_SHORT PROBLEM:_
Seek out every line containing the word "jednorazowy", and copy each.

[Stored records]

>>>

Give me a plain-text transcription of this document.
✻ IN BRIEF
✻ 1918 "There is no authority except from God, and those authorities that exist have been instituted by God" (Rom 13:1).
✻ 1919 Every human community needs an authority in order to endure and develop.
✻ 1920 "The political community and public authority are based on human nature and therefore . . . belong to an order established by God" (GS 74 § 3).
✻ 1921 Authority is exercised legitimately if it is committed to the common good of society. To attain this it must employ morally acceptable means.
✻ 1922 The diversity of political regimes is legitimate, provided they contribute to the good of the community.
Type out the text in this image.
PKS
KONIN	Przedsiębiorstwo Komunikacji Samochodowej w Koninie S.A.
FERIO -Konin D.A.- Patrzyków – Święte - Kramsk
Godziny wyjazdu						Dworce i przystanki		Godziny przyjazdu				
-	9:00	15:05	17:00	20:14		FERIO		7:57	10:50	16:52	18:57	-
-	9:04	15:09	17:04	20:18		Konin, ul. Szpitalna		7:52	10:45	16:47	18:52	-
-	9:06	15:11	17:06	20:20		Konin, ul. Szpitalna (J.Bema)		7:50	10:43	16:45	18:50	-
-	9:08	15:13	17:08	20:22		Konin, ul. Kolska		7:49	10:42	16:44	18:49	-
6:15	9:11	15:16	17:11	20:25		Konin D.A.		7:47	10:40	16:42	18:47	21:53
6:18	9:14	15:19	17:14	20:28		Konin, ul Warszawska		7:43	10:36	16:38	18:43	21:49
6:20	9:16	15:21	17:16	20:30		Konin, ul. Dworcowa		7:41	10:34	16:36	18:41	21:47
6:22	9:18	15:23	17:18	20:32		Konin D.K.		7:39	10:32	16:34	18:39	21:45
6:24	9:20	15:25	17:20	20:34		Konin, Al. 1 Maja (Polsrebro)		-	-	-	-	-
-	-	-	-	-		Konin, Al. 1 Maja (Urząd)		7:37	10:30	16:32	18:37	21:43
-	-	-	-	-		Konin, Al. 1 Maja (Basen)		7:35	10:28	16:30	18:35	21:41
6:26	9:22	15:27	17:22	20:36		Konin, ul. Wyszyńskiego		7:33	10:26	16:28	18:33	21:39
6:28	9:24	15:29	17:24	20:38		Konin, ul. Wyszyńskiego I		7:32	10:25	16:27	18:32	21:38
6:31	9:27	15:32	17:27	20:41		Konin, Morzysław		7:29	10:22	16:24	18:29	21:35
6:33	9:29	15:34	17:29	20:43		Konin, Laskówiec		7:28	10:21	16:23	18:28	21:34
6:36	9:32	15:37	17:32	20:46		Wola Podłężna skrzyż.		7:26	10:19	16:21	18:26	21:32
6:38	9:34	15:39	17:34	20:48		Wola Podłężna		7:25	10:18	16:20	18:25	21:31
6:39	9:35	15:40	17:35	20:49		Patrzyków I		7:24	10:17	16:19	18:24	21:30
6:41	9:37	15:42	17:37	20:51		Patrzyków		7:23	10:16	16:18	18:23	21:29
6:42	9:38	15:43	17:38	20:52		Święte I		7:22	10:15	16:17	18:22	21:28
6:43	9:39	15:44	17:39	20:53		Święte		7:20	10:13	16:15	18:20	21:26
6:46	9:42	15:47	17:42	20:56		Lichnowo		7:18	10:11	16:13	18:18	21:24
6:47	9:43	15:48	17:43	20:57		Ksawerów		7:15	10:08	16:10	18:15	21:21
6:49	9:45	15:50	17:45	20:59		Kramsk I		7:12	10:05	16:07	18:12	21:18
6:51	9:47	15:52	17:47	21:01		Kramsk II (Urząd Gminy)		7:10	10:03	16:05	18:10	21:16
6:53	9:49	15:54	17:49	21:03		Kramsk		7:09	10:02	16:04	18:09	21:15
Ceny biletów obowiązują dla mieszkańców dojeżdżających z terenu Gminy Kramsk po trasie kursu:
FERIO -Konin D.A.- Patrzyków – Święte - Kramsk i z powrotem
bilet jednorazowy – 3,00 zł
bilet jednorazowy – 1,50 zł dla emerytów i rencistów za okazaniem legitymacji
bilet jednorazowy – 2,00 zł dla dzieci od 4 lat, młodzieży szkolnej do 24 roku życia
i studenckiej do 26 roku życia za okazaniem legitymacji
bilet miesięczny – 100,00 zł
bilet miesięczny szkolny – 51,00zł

<<<

_TASK RESULT:_
bilet jednorazowy – 3,00 zł
bilet jednorazowy – 1,50 zł dla emerytów i rencistów za okazaniem legitymacji
bilet jednorazowy – 2,00 zł dla dzieci od 4 lat, młodzieży szkolnej do 24 roku życia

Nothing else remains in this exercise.